[RECORD SET]
++++++++++

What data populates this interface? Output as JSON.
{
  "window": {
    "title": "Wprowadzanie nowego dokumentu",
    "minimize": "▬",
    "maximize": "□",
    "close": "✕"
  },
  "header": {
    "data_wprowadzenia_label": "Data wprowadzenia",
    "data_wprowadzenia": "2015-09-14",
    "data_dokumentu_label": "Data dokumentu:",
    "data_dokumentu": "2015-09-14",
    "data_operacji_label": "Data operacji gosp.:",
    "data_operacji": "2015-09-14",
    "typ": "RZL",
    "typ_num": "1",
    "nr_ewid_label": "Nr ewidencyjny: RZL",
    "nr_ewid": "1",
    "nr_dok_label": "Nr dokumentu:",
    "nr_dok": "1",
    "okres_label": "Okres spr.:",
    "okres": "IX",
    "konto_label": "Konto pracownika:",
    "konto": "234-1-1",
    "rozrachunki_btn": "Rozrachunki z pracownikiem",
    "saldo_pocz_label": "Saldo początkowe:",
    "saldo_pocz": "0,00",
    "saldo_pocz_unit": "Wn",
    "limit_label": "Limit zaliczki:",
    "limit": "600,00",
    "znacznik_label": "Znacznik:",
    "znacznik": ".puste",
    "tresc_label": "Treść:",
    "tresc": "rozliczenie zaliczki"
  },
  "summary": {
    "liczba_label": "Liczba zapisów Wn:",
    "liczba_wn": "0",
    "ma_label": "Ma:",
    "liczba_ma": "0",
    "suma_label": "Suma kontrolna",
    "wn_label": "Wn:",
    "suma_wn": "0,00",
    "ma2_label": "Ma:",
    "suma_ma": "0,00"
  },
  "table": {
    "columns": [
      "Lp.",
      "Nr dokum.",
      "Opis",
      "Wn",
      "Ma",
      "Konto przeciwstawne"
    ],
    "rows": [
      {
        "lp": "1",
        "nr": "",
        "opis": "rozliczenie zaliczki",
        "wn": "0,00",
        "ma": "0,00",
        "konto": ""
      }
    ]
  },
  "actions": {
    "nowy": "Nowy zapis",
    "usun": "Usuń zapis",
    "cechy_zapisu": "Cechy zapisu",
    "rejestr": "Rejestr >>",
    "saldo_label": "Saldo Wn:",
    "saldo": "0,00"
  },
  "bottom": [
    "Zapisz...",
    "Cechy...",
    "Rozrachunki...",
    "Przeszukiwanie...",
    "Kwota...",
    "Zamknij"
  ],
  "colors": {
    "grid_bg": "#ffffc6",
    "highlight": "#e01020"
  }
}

++++++++++

[YOUR OBJECTIVE] Provide an exact reproduction of all the entries shown above.

[COMPLETED TASK]
What data populates this interface? Output as JSON.
{
  "window": {
    "title": "Wprowadzanie nowego dokumentu",
    "minimize": "▬",
    "maximize": "□",
    "close": "✕"
  },
  "header": {
    "data_wprowadzenia_label": "Data wprowadzenia",
    "data_wprowadzenia": "2015-09-14",
    "data_dokumentu_label": "Data dokumentu:",
    "data_dokumentu": "2015-09-14",
    "data_operacji_label": "Data operacji gosp.:",
    "data_operacji": "2015-09-14",
    "typ": "RZL",
    "typ_num": "1",
    "nr_ewid_label": "Nr ewidencyjny: RZL",
    "nr_ewid": "1",
    "nr_dok_label": "Nr dokumentu:",
    "nr_dok": "1",
    "okres_label": "Okres spr.:",
    "okres": "IX",
    "konto_label": "Konto pracownika:",
    "konto": "234-1-1",
    "rozrachunki_btn": "Rozrachunki z pracownikiem",
    "saldo_pocz_label": "Saldo początkowe:",
    "saldo_pocz": "0,00",
    "saldo_pocz_unit": "Wn",
    "limit_label": "Limit zaliczki:",
    "limit": "600,00",
    "znacznik_label": "Znacznik:",
    "znacznik": ".puste",
    "tresc_label": "Treść:",
    "tresc": "rozliczenie zaliczki"
  },
  "summary": {
    "liczba_label": "Liczba zapisów Wn:",
    "liczba_wn": "0",
    "ma_label": "Ma:",
    "liczba_ma": "0",
    "suma_label": "Suma kontrolna",
    "wn_label": "Wn:",
    "suma_wn": "0,00",
    "ma2_label": "Ma:",
    "suma_ma": "0,00"
  },
  "table": {
    "columns": [
      "Lp.",
      "Nr dokum.",
      "Opis",
      "Wn",
      "Ma",
      "Konto przeciwstawne"
    ],
    "rows": [
      {
        "lp": "1",
        "nr": "",
        "opis": "rozliczenie zaliczki",
        "wn": "0,00",
        "ma": "0,00",
        "konto": ""
      }
    ]
  },
  "actions": {
    "nowy": "Nowy zapis",
    "usun": "Usuń zapis",
    "cechy_zapisu": "Cechy zapisu",
    "rejestr": "Rejestr >>",
    "saldo_label": "Saldo Wn:",
    "saldo": "0,00"
  },
  "bottom": [
    "Zapisz...",
    "Cechy...",
    "Rozrachunki...",
    "Przeszukiwanie...",
    "Kwota...",
    "Zamknij"
  ],
  "colors": {
    "grid_bg": "#ffffc6",
    "highlight": "#e01020"
  }
}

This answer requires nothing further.